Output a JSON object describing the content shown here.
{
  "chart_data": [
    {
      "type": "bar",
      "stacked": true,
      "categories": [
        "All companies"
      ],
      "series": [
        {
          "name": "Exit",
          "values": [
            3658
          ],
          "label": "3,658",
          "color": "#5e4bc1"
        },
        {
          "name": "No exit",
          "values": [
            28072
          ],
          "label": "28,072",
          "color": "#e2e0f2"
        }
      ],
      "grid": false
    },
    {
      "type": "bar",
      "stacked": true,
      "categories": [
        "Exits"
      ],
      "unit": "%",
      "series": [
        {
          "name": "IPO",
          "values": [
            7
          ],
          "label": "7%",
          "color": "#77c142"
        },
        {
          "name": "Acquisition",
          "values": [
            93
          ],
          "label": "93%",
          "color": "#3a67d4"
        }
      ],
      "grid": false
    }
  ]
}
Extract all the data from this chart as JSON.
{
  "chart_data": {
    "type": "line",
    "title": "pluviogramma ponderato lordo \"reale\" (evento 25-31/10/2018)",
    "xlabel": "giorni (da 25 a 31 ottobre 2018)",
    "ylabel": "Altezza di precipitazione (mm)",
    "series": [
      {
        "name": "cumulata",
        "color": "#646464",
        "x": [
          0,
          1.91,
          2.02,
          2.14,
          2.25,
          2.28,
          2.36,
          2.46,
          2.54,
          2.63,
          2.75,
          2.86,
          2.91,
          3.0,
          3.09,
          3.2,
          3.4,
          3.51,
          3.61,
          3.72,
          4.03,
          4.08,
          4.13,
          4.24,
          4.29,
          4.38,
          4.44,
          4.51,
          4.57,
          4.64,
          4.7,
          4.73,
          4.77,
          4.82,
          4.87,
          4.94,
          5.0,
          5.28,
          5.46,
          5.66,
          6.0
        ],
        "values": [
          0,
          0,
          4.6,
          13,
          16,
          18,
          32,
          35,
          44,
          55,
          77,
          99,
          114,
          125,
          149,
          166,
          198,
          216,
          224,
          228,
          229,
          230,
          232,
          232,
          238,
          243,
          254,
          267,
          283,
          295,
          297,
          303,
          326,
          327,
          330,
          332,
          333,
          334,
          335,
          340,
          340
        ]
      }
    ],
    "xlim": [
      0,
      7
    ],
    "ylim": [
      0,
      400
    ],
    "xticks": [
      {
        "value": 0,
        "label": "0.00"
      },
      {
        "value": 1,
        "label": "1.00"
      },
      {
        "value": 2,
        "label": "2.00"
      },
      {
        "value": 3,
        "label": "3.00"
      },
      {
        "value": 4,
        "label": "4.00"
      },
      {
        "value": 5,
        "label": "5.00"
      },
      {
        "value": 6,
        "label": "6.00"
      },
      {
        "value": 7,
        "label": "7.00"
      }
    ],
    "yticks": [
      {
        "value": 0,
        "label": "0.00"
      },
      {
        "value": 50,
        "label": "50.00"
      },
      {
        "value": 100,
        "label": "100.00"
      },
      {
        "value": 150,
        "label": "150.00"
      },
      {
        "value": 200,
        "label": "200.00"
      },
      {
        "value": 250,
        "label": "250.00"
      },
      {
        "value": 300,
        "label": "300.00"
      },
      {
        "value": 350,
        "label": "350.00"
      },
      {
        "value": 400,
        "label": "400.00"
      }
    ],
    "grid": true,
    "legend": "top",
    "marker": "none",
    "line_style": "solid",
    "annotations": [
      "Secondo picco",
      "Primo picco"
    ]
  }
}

DIRECTIVE => Return each full line of the entries that contains the word "name".

TASK SOLUTION =>
          "name": "Exit",
          "name": "No exit",
          "name": "IPO",
          "name": "Acquisition",
        "name": "cumulata",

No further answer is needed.